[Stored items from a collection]
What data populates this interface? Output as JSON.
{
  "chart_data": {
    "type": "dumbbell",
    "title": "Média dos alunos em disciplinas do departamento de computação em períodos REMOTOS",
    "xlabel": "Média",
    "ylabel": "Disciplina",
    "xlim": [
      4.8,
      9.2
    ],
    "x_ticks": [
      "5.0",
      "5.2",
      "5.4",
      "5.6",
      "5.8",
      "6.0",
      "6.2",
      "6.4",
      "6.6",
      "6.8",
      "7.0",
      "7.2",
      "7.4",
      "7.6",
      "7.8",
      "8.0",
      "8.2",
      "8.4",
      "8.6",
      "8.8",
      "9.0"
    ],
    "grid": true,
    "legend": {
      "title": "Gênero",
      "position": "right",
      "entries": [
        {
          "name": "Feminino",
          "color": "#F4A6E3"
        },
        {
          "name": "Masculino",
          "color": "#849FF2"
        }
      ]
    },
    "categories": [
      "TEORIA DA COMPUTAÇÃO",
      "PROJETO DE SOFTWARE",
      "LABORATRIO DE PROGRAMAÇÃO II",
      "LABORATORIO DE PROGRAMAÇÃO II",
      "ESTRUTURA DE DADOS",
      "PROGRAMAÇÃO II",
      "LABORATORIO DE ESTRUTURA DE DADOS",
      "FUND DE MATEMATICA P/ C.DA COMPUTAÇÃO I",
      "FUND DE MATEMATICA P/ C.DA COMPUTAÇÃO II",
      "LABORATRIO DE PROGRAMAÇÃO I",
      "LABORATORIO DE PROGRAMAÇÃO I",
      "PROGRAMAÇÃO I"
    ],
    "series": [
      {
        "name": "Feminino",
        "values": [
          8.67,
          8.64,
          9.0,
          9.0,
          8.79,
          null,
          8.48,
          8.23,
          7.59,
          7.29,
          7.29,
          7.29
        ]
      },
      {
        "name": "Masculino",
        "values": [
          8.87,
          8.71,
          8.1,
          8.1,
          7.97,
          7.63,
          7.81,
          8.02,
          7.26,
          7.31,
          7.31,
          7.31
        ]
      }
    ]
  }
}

> _WHAT YOU HAVE TO DO_
Copy out all of the lines above exactly.

> _WRITTEN ANSWER_
What data populates this interface? Output as JSON.
{
  "chart_data": {
    "type": "dumbbell",
    "title": "Média dos alunos em disciplinas do departamento de computação em períodos REMOTOS",
    "xlabel": "Média",
    "ylabel": "Disciplina",
    "xlim": [
      4.8,
      9.2
    ],
    "x_ticks": [
      "5.0",
      "5.2",
      "5.4",
      "5.6",
      "5.8",
      "6.0",
      "6.2",
      "6.4",
      "6.6",
      "6.8",
      "7.0",
      "7.2",
      "7.4",
      "7.6",
      "7.8",
      "8.0",
      "8.2",
      "8.4",
      "8.6",
      "8.8",
      "9.0"
    ],
    "grid": true,
    "legend": {
      "title": "Gênero",
      "position": "right",
      "entries": [
        {
          "name": "Feminino",
          "color": "#F4A6E3"
        },
        {
          "name": "Masculino",
          "color": "#849FF2"
        }
      ]
    },
    "categories": [
      "TEORIA DA COMPUTAÇÃO",
      "PROJETO DE SOFTWARE",
      "LABORATRIO DE PROGRAMAÇÃO II",
      "LABORATORIO DE PROGRAMAÇÃO II",
      "ESTRUTURA DE DADOS",
      "PROGRAMAÇÃO II",
      "LABORATORIO DE ESTRUTURA DE DADOS",
      "FUND DE MATEMATICA P/ C.DA COMPUTAÇÃO I",
      "FUND DE MATEMATICA P/ C.DA COMPUTAÇÃO II",
      "LABORATRIO DE PROGRAMAÇÃO I",
      "LABORATORIO DE PROGRAMAÇÃO I",
      "PROGRAMAÇÃO I"
    ],
    "series": [
      {
        "name": "Feminino",
        "values": [
          8.67,
          8.64,
          9.0,
          9.0,
          8.79,
          null,
          8.48,
          8.23,
          7.59,
          7.29,
          7.29,
          7.29
        ]
      },
      {
        "name": "Masculino",
        "values": [
          8.87,
          8.71,
          8.1,
          8.1,
          7.97,
          7.63,
          7.81,
          8.02,
          7.26,
          7.31,
          7.31,
          7.31
        ]
      }
    ]
  }
}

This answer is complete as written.